Note each line of the listing that contains the string "Details", and copy it.

Collected data entries
----
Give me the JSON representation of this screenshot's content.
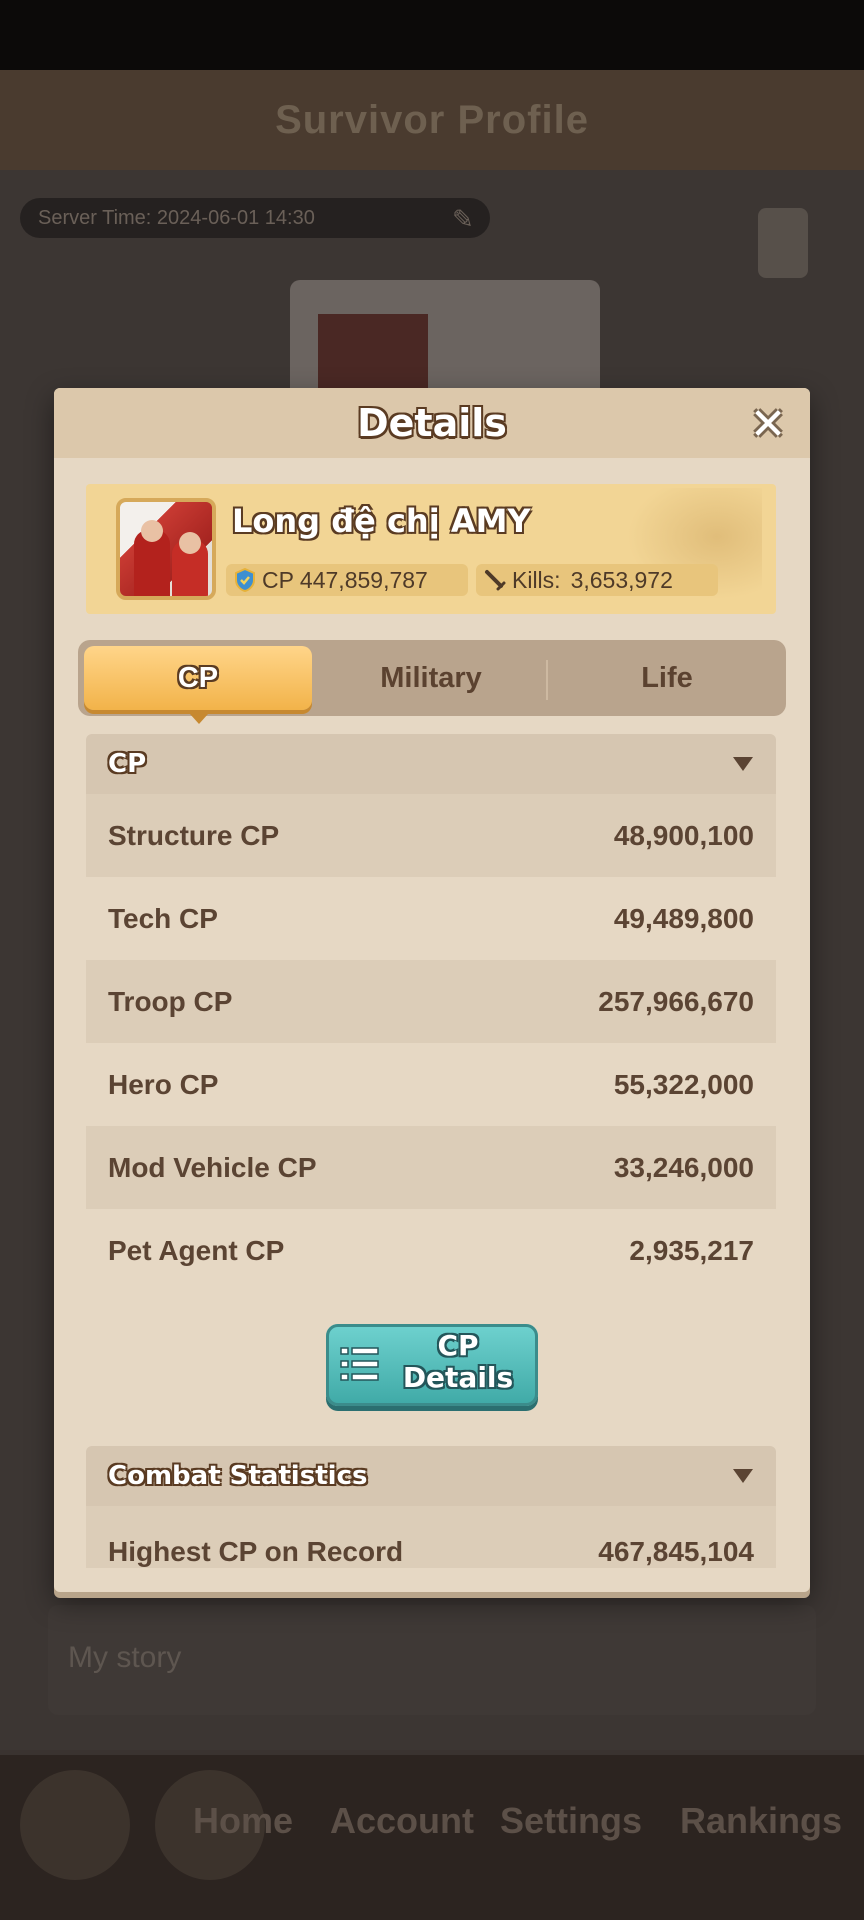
{
  "background": {
    "header_title": "Survivor Profile",
    "server_time": "Server Time: 2024-06-01 14:30",
    "bottom_field": "My story",
    "nav": [
      "Home",
      "Account",
      "Settings",
      "Rankings"
    ]
  },
  "modal": {
    "title": "Details",
    "player": {
      "name": "Long đệ chị AMY",
      "cp": "CP 447,859,787",
      "kills_label": "Kills:",
      "kills_value": "3,653,972"
    },
    "tabs": [
      "CP",
      "Military",
      "Life"
    ],
    "active_tab": "CP",
    "cp_section": {
      "title": "CP",
      "rows": [
        {
          "label": "Structure CP",
          "value": "48,900,100"
        },
        {
          "label": "Tech CP",
          "value": "49,489,800"
        },
        {
          "label": "Troop CP",
          "value": "257,966,670"
        },
        {
          "label": "Hero CP",
          "value": "55,322,000"
        },
        {
          "label": "Mod Vehicle CP",
          "value": "33,246,000"
        },
        {
          "label": "Pet Agent CP",
          "value": "2,935,217"
        }
      ],
      "details_button": "CP Details"
    },
    "combat_section": {
      "title": "Combat Statistics",
      "rows": [
        {
          "label": "Highest CP on Record",
          "value": "467,845,104"
        }
      ]
    }
  },
  "colors": {
    "modal_bg": "#e6d8c4",
    "banner_bg": "#f2d595",
    "active_tab": "#f2b34a",
    "button_teal": "#4fbcb9",
    "text_brown": "#5b4433"
  }
}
----
#### [Task answer]
    "title": "Details",
      "details_button": "CP Details"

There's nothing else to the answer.